§ What you need to do
Check each line of the material below for "война", then copy the ones that contain it.

§ Working data

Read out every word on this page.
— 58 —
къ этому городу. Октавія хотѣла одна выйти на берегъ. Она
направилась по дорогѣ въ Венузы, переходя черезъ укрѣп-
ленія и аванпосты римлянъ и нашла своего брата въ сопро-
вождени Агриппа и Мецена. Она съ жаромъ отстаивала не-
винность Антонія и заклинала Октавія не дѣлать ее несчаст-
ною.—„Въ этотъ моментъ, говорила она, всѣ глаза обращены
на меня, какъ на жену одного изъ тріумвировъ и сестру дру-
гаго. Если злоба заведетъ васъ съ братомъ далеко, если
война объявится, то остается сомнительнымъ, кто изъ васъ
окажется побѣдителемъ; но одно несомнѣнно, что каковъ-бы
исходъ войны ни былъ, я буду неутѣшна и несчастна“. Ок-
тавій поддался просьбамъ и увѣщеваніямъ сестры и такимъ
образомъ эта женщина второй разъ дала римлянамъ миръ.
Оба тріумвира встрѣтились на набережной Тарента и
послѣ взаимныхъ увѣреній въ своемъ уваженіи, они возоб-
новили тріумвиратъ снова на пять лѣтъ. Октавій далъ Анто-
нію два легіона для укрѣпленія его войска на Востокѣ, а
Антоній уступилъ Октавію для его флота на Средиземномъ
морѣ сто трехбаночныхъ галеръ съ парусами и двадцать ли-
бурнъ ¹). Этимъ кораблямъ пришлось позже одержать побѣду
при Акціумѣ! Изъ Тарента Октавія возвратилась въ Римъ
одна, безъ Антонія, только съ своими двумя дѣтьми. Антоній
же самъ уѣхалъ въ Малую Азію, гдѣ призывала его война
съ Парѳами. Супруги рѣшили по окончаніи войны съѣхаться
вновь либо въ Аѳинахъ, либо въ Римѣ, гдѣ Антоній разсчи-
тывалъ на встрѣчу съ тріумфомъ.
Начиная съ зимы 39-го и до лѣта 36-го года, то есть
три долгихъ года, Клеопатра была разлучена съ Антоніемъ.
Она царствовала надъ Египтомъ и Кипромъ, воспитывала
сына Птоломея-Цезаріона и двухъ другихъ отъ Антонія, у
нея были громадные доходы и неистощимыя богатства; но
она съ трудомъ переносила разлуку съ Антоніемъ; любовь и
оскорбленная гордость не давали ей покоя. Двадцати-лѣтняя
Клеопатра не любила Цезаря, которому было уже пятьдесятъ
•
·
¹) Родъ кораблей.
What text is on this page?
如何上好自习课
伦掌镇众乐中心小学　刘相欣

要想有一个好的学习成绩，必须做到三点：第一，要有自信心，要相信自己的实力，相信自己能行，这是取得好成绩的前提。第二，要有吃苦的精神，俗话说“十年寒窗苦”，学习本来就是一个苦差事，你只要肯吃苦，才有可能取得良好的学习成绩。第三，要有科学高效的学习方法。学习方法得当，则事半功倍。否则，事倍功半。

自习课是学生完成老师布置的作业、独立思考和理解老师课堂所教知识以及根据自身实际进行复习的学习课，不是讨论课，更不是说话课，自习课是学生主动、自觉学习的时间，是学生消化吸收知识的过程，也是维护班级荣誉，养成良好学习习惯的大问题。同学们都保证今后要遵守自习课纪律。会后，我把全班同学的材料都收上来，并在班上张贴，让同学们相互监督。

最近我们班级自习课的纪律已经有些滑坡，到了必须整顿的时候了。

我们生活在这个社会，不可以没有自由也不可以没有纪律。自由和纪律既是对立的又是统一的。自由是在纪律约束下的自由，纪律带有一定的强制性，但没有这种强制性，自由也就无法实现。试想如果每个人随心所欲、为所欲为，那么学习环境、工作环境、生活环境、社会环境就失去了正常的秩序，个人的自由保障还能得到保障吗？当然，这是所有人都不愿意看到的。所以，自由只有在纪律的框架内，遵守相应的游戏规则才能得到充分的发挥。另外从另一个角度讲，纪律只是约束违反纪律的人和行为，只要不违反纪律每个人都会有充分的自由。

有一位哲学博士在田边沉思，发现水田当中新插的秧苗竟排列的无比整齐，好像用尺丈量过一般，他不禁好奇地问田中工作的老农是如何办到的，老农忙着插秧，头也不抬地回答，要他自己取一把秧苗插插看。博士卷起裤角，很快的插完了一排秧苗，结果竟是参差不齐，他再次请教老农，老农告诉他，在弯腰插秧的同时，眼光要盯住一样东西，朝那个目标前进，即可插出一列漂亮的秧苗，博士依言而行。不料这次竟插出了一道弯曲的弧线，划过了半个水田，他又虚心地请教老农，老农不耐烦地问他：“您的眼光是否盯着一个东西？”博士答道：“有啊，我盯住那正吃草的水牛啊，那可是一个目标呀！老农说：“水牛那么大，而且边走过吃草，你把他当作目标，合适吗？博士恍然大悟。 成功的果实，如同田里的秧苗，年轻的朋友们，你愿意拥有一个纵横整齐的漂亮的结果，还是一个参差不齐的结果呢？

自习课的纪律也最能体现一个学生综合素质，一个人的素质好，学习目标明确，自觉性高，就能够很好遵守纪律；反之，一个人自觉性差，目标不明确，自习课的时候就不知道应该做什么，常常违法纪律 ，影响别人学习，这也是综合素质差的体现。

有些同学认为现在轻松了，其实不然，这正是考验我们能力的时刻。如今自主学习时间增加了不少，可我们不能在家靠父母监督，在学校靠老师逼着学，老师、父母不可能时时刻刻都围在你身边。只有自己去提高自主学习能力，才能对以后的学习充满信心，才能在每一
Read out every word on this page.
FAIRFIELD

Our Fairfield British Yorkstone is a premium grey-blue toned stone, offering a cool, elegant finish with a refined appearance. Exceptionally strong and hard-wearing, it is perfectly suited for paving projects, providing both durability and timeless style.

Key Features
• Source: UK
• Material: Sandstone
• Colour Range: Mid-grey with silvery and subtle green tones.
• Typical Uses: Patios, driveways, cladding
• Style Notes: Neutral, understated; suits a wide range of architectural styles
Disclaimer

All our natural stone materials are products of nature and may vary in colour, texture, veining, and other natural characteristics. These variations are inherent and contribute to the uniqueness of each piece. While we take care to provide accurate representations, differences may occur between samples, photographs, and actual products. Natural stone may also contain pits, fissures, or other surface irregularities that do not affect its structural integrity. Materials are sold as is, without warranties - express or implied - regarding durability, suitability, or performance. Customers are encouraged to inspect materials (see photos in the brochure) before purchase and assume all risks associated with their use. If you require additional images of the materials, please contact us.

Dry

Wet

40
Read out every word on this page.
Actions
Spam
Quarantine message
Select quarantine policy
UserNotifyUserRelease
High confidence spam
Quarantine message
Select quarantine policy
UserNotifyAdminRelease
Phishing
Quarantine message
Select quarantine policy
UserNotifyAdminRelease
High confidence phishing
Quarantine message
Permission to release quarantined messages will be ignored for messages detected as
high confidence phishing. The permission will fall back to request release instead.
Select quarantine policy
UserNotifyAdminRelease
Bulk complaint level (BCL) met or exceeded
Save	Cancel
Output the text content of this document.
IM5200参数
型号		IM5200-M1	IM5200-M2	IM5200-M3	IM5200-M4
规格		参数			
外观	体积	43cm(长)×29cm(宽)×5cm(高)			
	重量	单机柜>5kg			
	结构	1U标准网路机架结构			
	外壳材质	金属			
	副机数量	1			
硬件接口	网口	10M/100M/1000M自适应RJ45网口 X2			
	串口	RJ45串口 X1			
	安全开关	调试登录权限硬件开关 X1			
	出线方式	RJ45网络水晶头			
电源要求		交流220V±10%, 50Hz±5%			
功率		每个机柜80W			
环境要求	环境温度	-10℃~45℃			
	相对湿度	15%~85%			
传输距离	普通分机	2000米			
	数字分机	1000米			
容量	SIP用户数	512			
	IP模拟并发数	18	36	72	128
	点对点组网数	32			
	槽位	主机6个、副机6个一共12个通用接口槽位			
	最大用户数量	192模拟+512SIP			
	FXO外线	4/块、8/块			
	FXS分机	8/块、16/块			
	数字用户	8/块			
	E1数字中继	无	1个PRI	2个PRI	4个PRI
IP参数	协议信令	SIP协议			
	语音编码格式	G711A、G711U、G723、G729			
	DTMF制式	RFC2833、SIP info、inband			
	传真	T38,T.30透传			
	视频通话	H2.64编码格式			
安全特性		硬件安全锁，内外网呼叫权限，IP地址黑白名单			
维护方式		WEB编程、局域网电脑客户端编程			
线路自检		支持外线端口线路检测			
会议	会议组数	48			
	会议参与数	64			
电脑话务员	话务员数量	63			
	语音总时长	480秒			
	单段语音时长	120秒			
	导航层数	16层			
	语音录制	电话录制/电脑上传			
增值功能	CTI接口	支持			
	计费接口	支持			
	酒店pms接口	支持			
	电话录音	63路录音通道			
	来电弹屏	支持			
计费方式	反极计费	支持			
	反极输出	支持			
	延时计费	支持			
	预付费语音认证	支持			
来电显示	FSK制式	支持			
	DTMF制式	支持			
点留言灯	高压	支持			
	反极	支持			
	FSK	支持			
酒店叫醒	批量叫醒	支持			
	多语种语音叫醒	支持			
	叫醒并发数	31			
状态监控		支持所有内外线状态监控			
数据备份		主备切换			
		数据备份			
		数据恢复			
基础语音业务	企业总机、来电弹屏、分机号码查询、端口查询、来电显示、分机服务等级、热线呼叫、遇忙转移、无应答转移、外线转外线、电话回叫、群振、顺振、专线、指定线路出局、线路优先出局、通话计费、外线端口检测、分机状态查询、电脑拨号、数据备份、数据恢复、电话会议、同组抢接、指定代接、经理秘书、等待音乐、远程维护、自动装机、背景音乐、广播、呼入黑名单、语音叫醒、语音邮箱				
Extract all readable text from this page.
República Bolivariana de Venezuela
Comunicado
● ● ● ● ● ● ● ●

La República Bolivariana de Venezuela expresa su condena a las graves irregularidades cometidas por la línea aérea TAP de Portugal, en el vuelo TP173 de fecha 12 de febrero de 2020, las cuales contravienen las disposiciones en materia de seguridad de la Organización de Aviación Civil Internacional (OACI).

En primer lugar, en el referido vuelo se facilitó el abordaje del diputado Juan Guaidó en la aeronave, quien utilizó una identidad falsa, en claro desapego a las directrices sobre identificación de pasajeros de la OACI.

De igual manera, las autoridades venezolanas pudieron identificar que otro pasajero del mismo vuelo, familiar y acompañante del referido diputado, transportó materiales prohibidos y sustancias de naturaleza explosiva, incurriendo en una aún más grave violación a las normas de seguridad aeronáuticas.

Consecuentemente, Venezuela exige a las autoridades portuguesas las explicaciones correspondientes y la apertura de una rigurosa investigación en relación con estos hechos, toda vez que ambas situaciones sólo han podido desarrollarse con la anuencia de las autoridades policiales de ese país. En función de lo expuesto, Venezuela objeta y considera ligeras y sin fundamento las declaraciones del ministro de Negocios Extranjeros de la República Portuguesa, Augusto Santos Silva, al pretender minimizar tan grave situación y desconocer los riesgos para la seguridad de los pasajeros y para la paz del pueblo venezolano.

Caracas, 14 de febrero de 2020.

§ Problem solution
война объявится, то остается сомнительнымъ, кто изъ васъ
же самъ уѣхалъ въ Малую Азію, гдѣ призывала его война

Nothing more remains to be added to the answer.